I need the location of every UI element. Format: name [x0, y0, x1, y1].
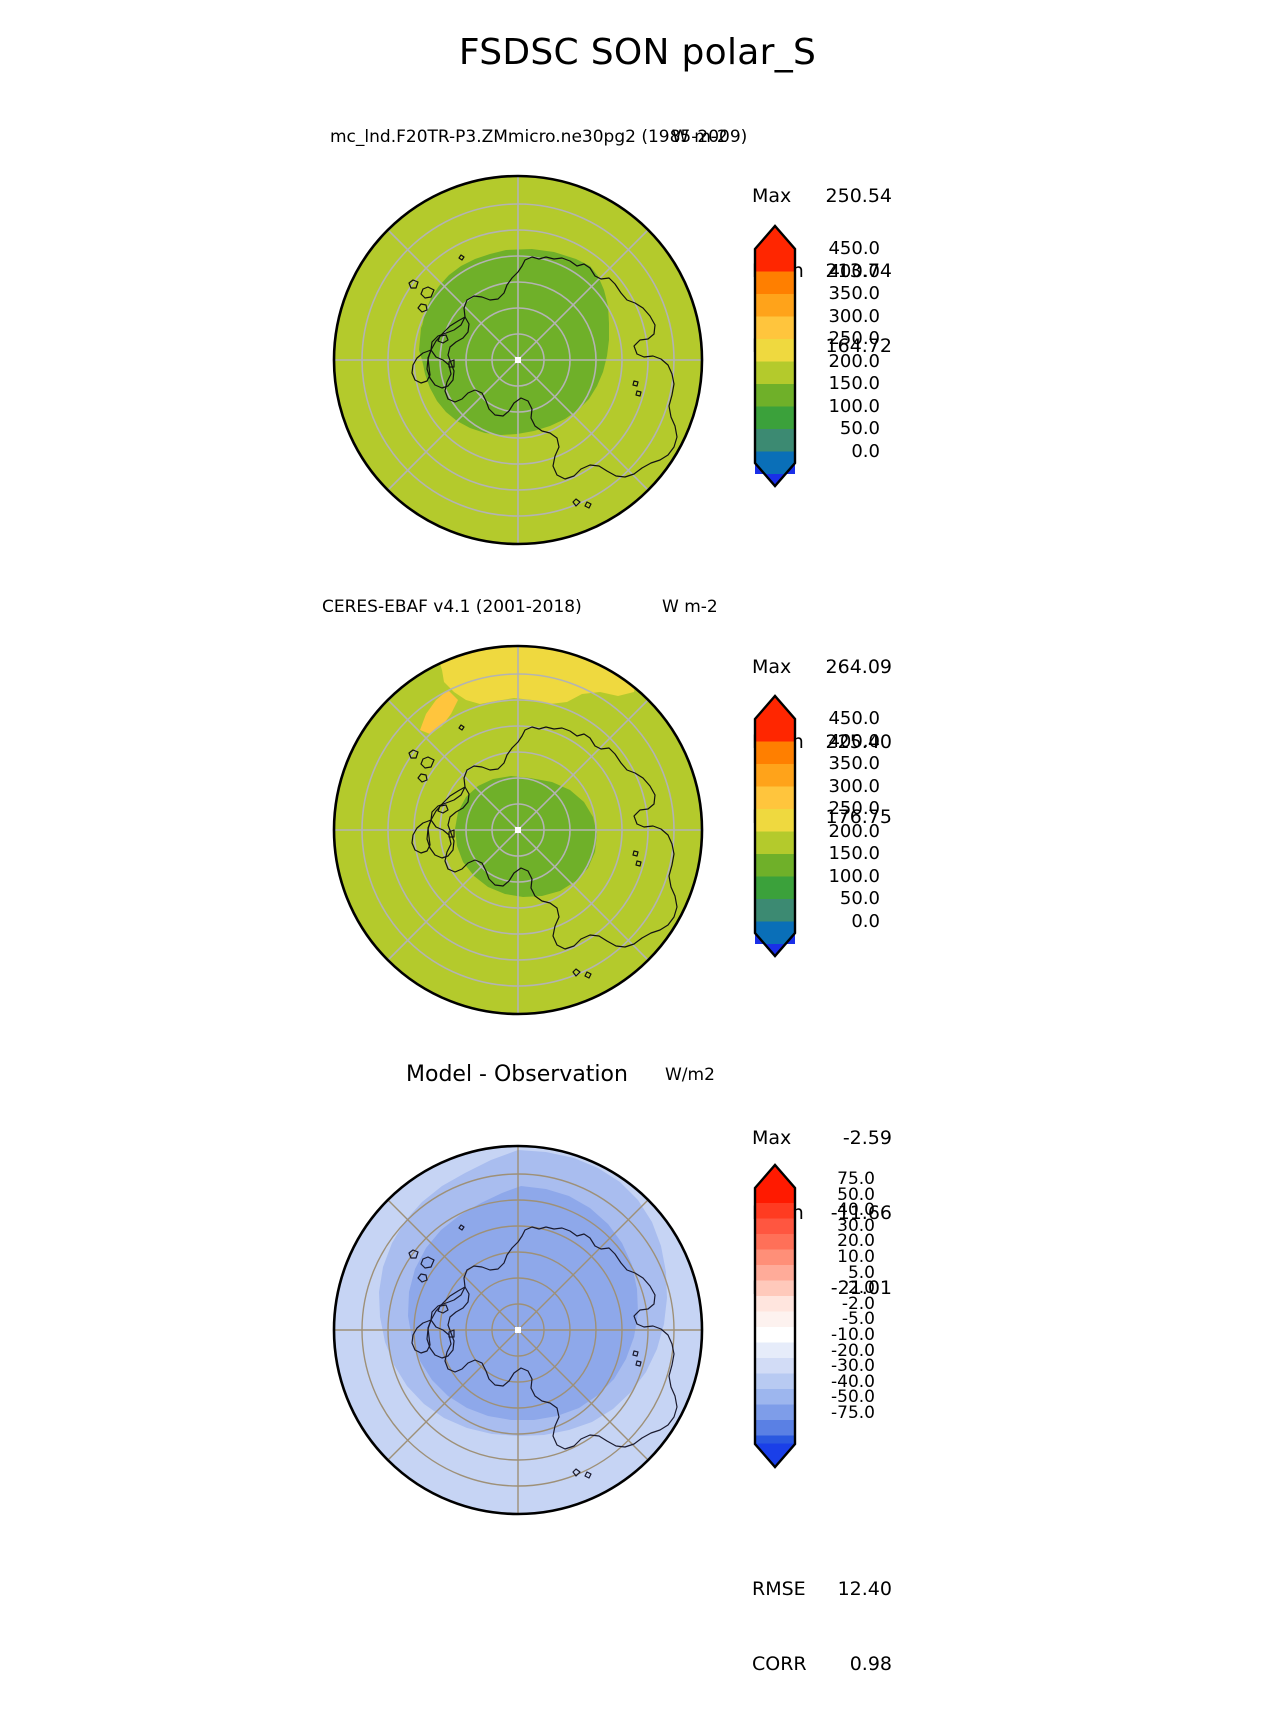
cbar-tick: 400.0 — [828, 730, 880, 752]
stat-max-value: 250.54 — [825, 185, 892, 207]
polar-map-difference — [318, 1130, 718, 1530]
colorbar-outline — [753, 1163, 797, 1469]
score-rmse-value: 12.40 — [837, 1578, 892, 1600]
map-outer-boundary — [332, 644, 704, 1016]
colorbar-segments — [755, 1165, 795, 1467]
map-contour-band-minus20 — [408, 1186, 638, 1420]
pole-marker — [515, 357, 521, 363]
score-corr-value: 0.98 — [849, 1653, 892, 1675]
cbar-tick: 150.0 — [828, 843, 880, 864]
map-outer-boundary — [332, 174, 704, 546]
cbar-tick: 5.0 — [847, 1262, 875, 1283]
figure-canvas: FSDSC SON polar_S mc_lnd.F20TR-P3.ZMmicr… — [318, 32, 892, 1675]
cbar-tick: -40.0 — [831, 1371, 875, 1392]
stat-mean-value: -11.66 — [830, 1202, 892, 1224]
colorbar-difference-labels: 75.0 50.0 40.0 30.0 20.0 10.0 5.0 2.0 -2… — [795, 1169, 875, 1423]
stat-mean-value: 213.74 — [825, 260, 892, 282]
antarctic-coastline — [408, 724, 678, 979]
cbar-tick: 200.0 — [828, 820, 880, 842]
cbar-tick: 350.0 — [828, 753, 880, 774]
cbar-tick: 100.0 — [828, 865, 880, 887]
cbar-tick: 0.0 — [851, 440, 880, 462]
map-contour-band-250-west — [420, 690, 458, 734]
colorbar-difference-svg[interactable] — [752, 1155, 798, 1477]
pole-marker — [515, 1327, 521, 1333]
page-title: FSDSC SON polar_S — [458, 32, 817, 73]
colorbar-observation-labels: 450.0 400.0 350.0 300.0 250.0 200.0 150.… — [790, 708, 880, 933]
stat-max-label: Max — [752, 1127, 792, 1149]
cbar-tick: 450.0 — [828, 238, 880, 259]
colorbar-difference — [752, 1155, 798, 1477]
cbar-tick: -2.0 — [841, 1293, 875, 1314]
antarctic-coastline — [408, 1224, 678, 1479]
cbar-tick: 250.0 — [828, 328, 880, 349]
stat-mean-value: 225.40 — [825, 731, 892, 753]
panel-model-title: mc_lnd.F20TR-P3.ZMmicro.ne30pg2 (1985-20… — [330, 127, 748, 147]
colorbar-model-svg[interactable] — [752, 216, 798, 496]
polar-map-difference-svg — [332, 1144, 704, 1516]
cbar-tick: -50.0 — [831, 1387, 875, 1408]
cbar-tick: 100.0 — [828, 395, 880, 417]
score-corr-label: CORR — [752, 1653, 807, 1675]
cbar-tick: 10.0 — [837, 1246, 875, 1267]
polar-map-model-svg — [332, 174, 704, 546]
cbar-tick: 40.0 — [837, 1200, 875, 1221]
polar-map-observation — [318, 630, 718, 1030]
cbar-tick: 75.0 — [837, 1169, 875, 1189]
colorbar-model — [752, 216, 798, 496]
stat-min-value: 164.72 — [825, 335, 892, 357]
pole-marker — [515, 827, 521, 833]
map-orange-fleck — [598, 177, 623, 188]
cbar-tick: 400.0 — [828, 260, 880, 282]
cbar-tick: -30.0 — [831, 1356, 875, 1377]
cbar-tick: 300.0 — [828, 305, 880, 327]
map-outer-boundary — [332, 1144, 704, 1516]
panel-difference-units: W/m2 — [665, 1065, 715, 1085]
colorbar-outline — [753, 224, 797, 488]
cbar-tick: 50.0 — [837, 1184, 875, 1205]
cbar-tick: -5.0 — [841, 1309, 875, 1330]
cbar-tick: 2.0 — [847, 1278, 875, 1299]
panel-model-units: W m-2 — [672, 127, 728, 147]
cbar-tick: -20.0 — [831, 1340, 875, 1361]
stat-min-value: 176.75 — [825, 806, 892, 828]
colorbar-outline — [753, 694, 797, 958]
cbar-tick: 250.0 — [828, 798, 880, 819]
colorbar-segments — [755, 226, 795, 486]
polar-map-model — [318, 160, 718, 560]
cbar-tick: 350.0 — [828, 283, 880, 304]
colorbar-segments — [755, 696, 795, 956]
cbar-tick: 50.0 — [839, 888, 880, 909]
cbar-tick: 20.0 — [837, 1231, 875, 1252]
cbar-tick: 50.0 — [839, 418, 880, 439]
colorbar-observation — [752, 686, 798, 966]
cbar-tick: 0.0 — [851, 910, 880, 932]
stat-max-label: Max — [752, 656, 792, 678]
colorbar-model-labels: 450.0 400.0 350.0 300.0 250.0 200.0 150.… — [790, 238, 880, 463]
cbar-tick: 200.0 — [828, 350, 880, 372]
colorbar-observation-svg[interactable] — [752, 686, 798, 966]
stat-max-value: 264.09 — [825, 656, 892, 678]
panel-difference-title: Model - Observation — [406, 1062, 628, 1087]
polar-map-observation-svg — [332, 644, 704, 1016]
cbar-tick: -75.0 — [831, 1402, 875, 1423]
cbar-tick: 300.0 — [828, 775, 880, 797]
panel-observation-title: CERES-EBAF v4.1 (2001-2018) — [322, 597, 582, 617]
cbar-tick: 30.0 — [837, 1215, 875, 1236]
panel-observation-units: W m-2 — [662, 597, 718, 617]
stat-max-label: Max — [752, 185, 792, 207]
score-rmse-label: RMSE — [752, 1578, 806, 1600]
cbar-tick: 150.0 — [828, 373, 880, 394]
cbar-tick: -10.0 — [831, 1324, 875, 1345]
stat-min-value: -21.01 — [830, 1277, 892, 1299]
stat-max-value: -2.59 — [842, 1127, 892, 1149]
panel-difference-scores: RMSE 12.40 CORR 0.98 — [752, 1527, 892, 1727]
cbar-tick: 450.0 — [828, 708, 880, 729]
antarctic-coastline — [408, 254, 678, 509]
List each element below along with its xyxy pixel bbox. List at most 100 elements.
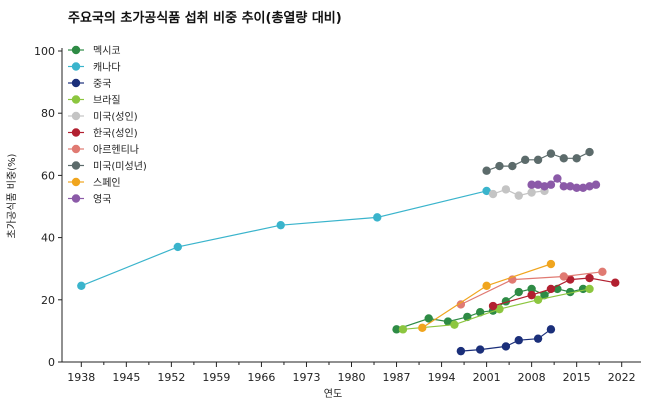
chart-title: 주요국의 초가공식품 섭취 비중 추이(총열량 대비) (68, 10, 342, 26)
x-tick-label: 1966 (247, 371, 275, 384)
data-point (456, 346, 466, 356)
series-스페인 (418, 259, 556, 332)
x-tick-label: 1938 (67, 371, 95, 384)
data-point (501, 342, 511, 351)
x-axis-title: 연도 (324, 388, 342, 400)
series-브라질 (398, 284, 594, 334)
data-point (533, 334, 543, 343)
legend-label: 아르헨티나 (93, 144, 139, 156)
series-line (460, 271, 603, 306)
data-point (456, 300, 466, 309)
legend-label: 캐나다 (93, 62, 121, 74)
data-point (450, 320, 459, 329)
data-point (527, 188, 536, 197)
legend-label: 멕시코 (93, 45, 121, 57)
x-tick-label: 2001 (473, 371, 501, 384)
data-point (546, 325, 556, 334)
y-axis-title: 초가공식품 비중(%) (6, 153, 18, 238)
legend-marker (71, 62, 81, 71)
data-point (482, 166, 491, 175)
data-point (398, 325, 408, 334)
series-미국(미성년) (482, 147, 594, 175)
legend-marker (71, 111, 81, 121)
series-미국(성인) (488, 185, 549, 200)
x-tick-label: 2022 (608, 371, 636, 384)
legend-label: 미국(성인) (93, 111, 138, 123)
legend-label: 영국 (93, 194, 111, 206)
legend-marker (71, 144, 81, 154)
x-tick-label: 1980 (338, 371, 366, 384)
x-tick-label: 2008 (518, 371, 546, 384)
series-한국(성인) (488, 273, 620, 311)
legend-label: 스페인 (93, 177, 121, 189)
data-point (572, 183, 581, 193)
data-point (527, 284, 536, 294)
data-point (546, 284, 556, 294)
data-point (566, 287, 575, 297)
data-point (598, 267, 607, 277)
data-point (521, 155, 530, 165)
data-point (527, 290, 536, 300)
y-tick-label: 20 (41, 294, 55, 307)
data-point (495, 161, 504, 171)
legend-marker (71, 194, 81, 203)
axes: 0 20 40 60 80 100 1938 1945 1952 1959 1966 1973 1980… (34, 45, 641, 384)
data-point (546, 259, 556, 269)
x-tick-label: 1987 (383, 371, 411, 384)
series-멕시코 (392, 284, 588, 334)
series-중국 (456, 325, 556, 356)
data-point (488, 189, 498, 199)
data-point (591, 180, 601, 189)
data-point (514, 336, 523, 345)
data-point (585, 284, 594, 294)
data-point (514, 287, 523, 297)
data-point (533, 155, 543, 165)
data-point (527, 180, 536, 189)
data-point (488, 301, 498, 311)
legend-marker (71, 177, 81, 187)
y-tick-label: 80 (41, 107, 55, 120)
legend-label: 한국(성인) (93, 128, 138, 140)
series-영국 (527, 174, 601, 193)
legend-marker (71, 45, 81, 55)
data-point (578, 183, 588, 193)
data-point (566, 182, 575, 191)
x-tick-label: 1994 (428, 371, 456, 384)
series-line (492, 277, 616, 307)
data-point (475, 308, 485, 317)
data-point (482, 186, 491, 196)
data-point (475, 345, 485, 354)
data-point (418, 323, 427, 332)
data-point (508, 161, 517, 171)
data-point (276, 220, 285, 230)
data-point (553, 174, 562, 183)
x-tick-label: 1945 (112, 371, 140, 384)
data-point (501, 185, 511, 194)
data-point (373, 213, 382, 222)
y-tick-label: 0 (48, 356, 55, 369)
legend-label: 브라질 (93, 95, 121, 107)
data-point (585, 182, 594, 191)
series-아르헨티나 (456, 267, 607, 309)
data-point (533, 180, 543, 189)
data-point (540, 182, 549, 191)
data-point (559, 154, 568, 163)
data-point (482, 281, 491, 291)
data-point (585, 273, 594, 283)
y-tick-label: 60 (41, 169, 55, 182)
data-point (585, 147, 594, 157)
data-point (77, 281, 86, 291)
data-point (611, 278, 620, 287)
legend-label: 미국(미성년) (93, 161, 147, 173)
legend-marker (71, 128, 81, 137)
data-point (572, 154, 581, 163)
series-line (81, 190, 487, 287)
data-point (495, 304, 504, 314)
data-point (424, 314, 433, 323)
x-tick-label: 2015 (563, 371, 591, 384)
legend-marker (71, 95, 81, 104)
data-point (173, 242, 182, 252)
data-point (443, 317, 453, 326)
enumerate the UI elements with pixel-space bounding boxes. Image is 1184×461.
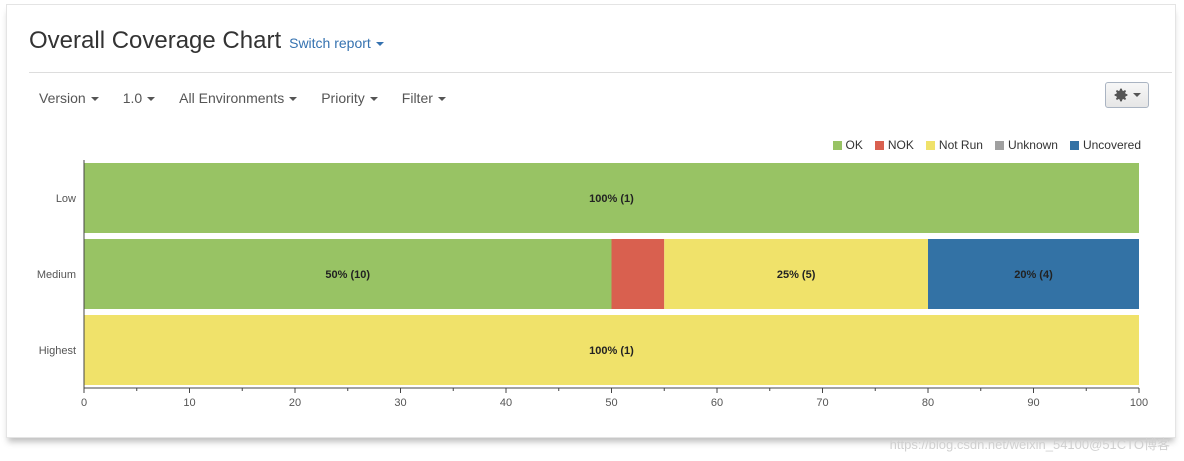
legend-label: Uncovered [1082,138,1141,152]
version-value-dropdown[interactable]: 1.0 [122,90,156,106]
chevron-down-icon [375,42,384,47]
environment-dropdown-label: All Environments [179,90,285,106]
legend-item-not-run[interactable]: Not Run [925,138,983,152]
switch-report-dropdown[interactable]: Switch report [289,35,384,51]
watermark-text: https://blog.csdn.net/weixin_54100@51CTO… [889,437,1170,452]
settings-button[interactable] [1105,82,1149,108]
legend-item-unknown[interactable]: Unknown [994,138,1058,152]
priority-dropdown-label: Priority [321,90,365,106]
legend-label: OK [845,138,863,152]
legend-swatch [874,140,884,150]
bar-medium-not-run[interactable] [664,239,928,309]
chevron-down-icon [437,97,446,102]
bar-highest-not-run[interactable] [84,315,1139,385]
version-dropdown[interactable]: Version [39,90,99,106]
bar-medium-uncovered[interactable] [928,239,1139,309]
bar-medium-ok[interactable] [84,239,612,309]
environment-dropdown[interactable]: All Environments [179,90,298,106]
chevron-down-icon [90,97,99,102]
filter-toolbar: Version 1.0 All Environments Priority Fi… [39,87,470,109]
legend-swatch [994,140,1004,150]
chevron-down-icon [289,97,298,102]
bar-medium-nok[interactable] [611,239,665,309]
chevron-down-icon [369,97,378,102]
version-value-label: 1.0 [122,90,143,106]
legend-item-uncovered[interactable]: Uncovered [1069,138,1141,152]
chart-legend: OK NOK Not Run Unknown Uncovered [821,138,1141,152]
version-dropdown-label: Version [39,90,86,106]
legend-swatch [1069,140,1079,150]
priority-dropdown[interactable]: Priority [321,90,378,106]
legend-item-ok[interactable]: OK [832,138,863,152]
page-title: Overall Coverage Chart [29,27,282,54]
legend-swatch [925,140,935,150]
header-divider [29,72,1172,73]
chevron-down-icon [147,97,156,102]
legend-item-nok[interactable]: NOK [874,138,914,152]
legend-label: NOK [887,138,914,152]
gear-icon [1114,88,1128,102]
filter-dropdown-label: Filter [401,90,433,106]
legend-label: Unknown [1007,138,1058,152]
chevron-down-icon [1133,93,1141,97]
filter-dropdown[interactable]: Filter [402,90,446,106]
legend-label: Not Run [938,138,983,152]
report-header: Overall Coverage Chart Switch report [29,27,384,55]
switch-report-label: Switch report [289,35,371,51]
legend-swatch [832,140,842,150]
bar-low-ok[interactable] [84,163,1139,233]
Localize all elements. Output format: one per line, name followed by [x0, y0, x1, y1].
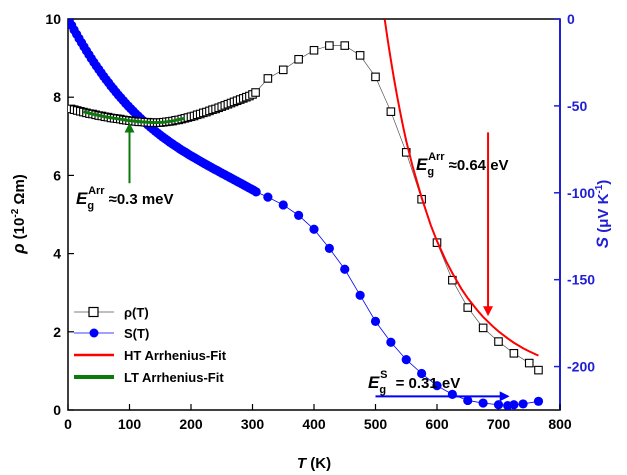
s-point: [386, 337, 396, 347]
rho-point: [534, 365, 543, 375]
s-point: [251, 187, 261, 197]
legend-label-lt-fit: LT Arrhenius-Fit: [124, 370, 224, 385]
legend-entry-s: S(T): [74, 326, 149, 341]
x-tick-label: 800: [548, 416, 572, 432]
right-axis-ticks: 0 -50 -100 -150 -200: [554, 11, 595, 375]
legend-marker-s: [89, 328, 99, 338]
s-point: [309, 224, 319, 234]
s-point: [478, 398, 488, 408]
s-point: [263, 192, 273, 202]
x-tick-label: 100: [118, 416, 142, 432]
rho-point: [294, 54, 303, 64]
s-point: [340, 264, 350, 274]
s-point: [509, 400, 519, 410]
s-point: [294, 210, 304, 220]
legend-marker-rho: [88, 306, 99, 318]
legend-label-s: S(T): [124, 326, 149, 341]
x-tick-label: 600: [425, 416, 449, 432]
ht-arrhenius-fit-line: [383, 19, 539, 357]
s-point: [518, 399, 528, 409]
legend-label-rho: ρ(T): [124, 305, 149, 320]
left-tick-label: 2: [53, 324, 61, 340]
x-axis-title: T (K): [297, 455, 331, 472]
x-tick-label: 700: [487, 416, 511, 432]
left-axis-ticks: 0 2 4 6 8 10: [45, 11, 74, 418]
right-tick-label: -150: [567, 272, 595, 288]
rho-point: [386, 107, 396, 116]
x-tick-label: 400: [302, 416, 326, 432]
rho-point: [509, 349, 519, 358]
s-point: [278, 200, 288, 210]
annotations: EgArr ≈0.64 eV EgArr ≈0.3 meV EgS = 0.31 eV: [76, 122, 510, 402]
s-point: [417, 368, 427, 379]
s-point: [533, 396, 544, 406]
rho-point: [371, 72, 380, 82]
right-tick-label: 0: [567, 11, 575, 27]
x-axis-ticks: 0 100 200 300 400 500 600 700 800: [64, 404, 572, 432]
left-tick-label: 0: [53, 402, 61, 418]
s-point: [401, 355, 411, 365]
s-point: [355, 290, 365, 300]
annotation-label-s: EgS = 0.31 eV: [368, 369, 460, 396]
s-point: [493, 400, 504, 410]
legend: ρ(T) S(T) HT Arrhenius-Fit LT Arrhenius-…: [74, 305, 227, 385]
left-tick-label: 4: [53, 246, 61, 262]
rho-point: [251, 88, 260, 97]
s-point: [463, 395, 473, 406]
rho-point: [463, 303, 473, 312]
x-tick-label: 200: [179, 416, 203, 432]
rho-point: [524, 358, 534, 368]
left-tick-label: 6: [53, 167, 61, 183]
x-tick-label: 0: [64, 416, 72, 432]
legend-entry-rho: ρ(T): [74, 305, 149, 320]
rho-point: [325, 41, 334, 50]
left-tick-label: 10: [45, 11, 61, 27]
annotation-label-lt: EgArr ≈0.3 meV: [76, 185, 174, 212]
rho-point: [355, 51, 365, 60]
rho-point: [263, 74, 273, 83]
rho-point: [309, 45, 319, 55]
right-tick-label: -100: [567, 185, 595, 201]
left-tick-label: 8: [53, 89, 61, 105]
legend-entry-ht-fit: HT Arrhenius-Fit: [74, 348, 227, 363]
x-tick-label: 500: [364, 416, 388, 432]
right-tick-label: -50: [567, 98, 587, 114]
right-tick-label: -200: [567, 359, 595, 375]
rho-point: [478, 323, 488, 333]
rho-point: [494, 337, 503, 346]
s-point: [370, 316, 381, 326]
annotation-label-ht: EgArr ≈0.64 eV: [416, 151, 509, 178]
s-series: [68, 19, 544, 410]
x-tick-label: 300: [241, 416, 265, 432]
rho-point: [278, 65, 288, 75]
right-axis-title: S (μV K-1): [593, 180, 612, 249]
s-point: [324, 243, 334, 253]
legend-label-ht-fit: HT Arrhenius-Fit: [124, 348, 227, 363]
s-point: [432, 381, 442, 391]
lt-arrhenius-fit-line: [83, 110, 186, 125]
rho-point: [340, 41, 350, 50]
left-axis-title: ρ (10-2 Ωm): [9, 174, 28, 255]
legend-entry-lt-fit: LT Arrhenius-Fit: [74, 370, 224, 385]
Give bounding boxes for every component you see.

-=-=-=-=-

**What you have to do**. Return the lines between the line containing "chart-title: 주요국의 초가공식품" and the line containing "data-point (546, 325, 556, 334)", inclusive, reproduced exactly.

**Completed task**.
chart-title: 주요국의 초가공식품 섭취 비중 추이(총열량 대비) (68, 10, 342, 26)
x-tick-label: 1966 (247, 371, 275, 384)
data-point (456, 346, 466, 356)
series-스페인 (418, 259, 556, 332)
x-tick-label: 1938 (67, 371, 95, 384)
data-point (501, 342, 511, 351)
x-axis-title: 연도 (324, 388, 342, 400)
series-브라질 (398, 284, 594, 334)
data-point (533, 334, 543, 343)
legend-label: 아르헨티나 (93, 144, 139, 156)
series-line (460, 271, 603, 306)
data-point (456, 300, 466, 309)
legend-label: 캐나다 (93, 62, 121, 74)
data-point (450, 320, 459, 329)
data-point (527, 188, 536, 197)
legend-label: 멕시코 (93, 45, 121, 57)
x-tick-label: 2001 (473, 371, 501, 384)
data-point (546, 325, 556, 334)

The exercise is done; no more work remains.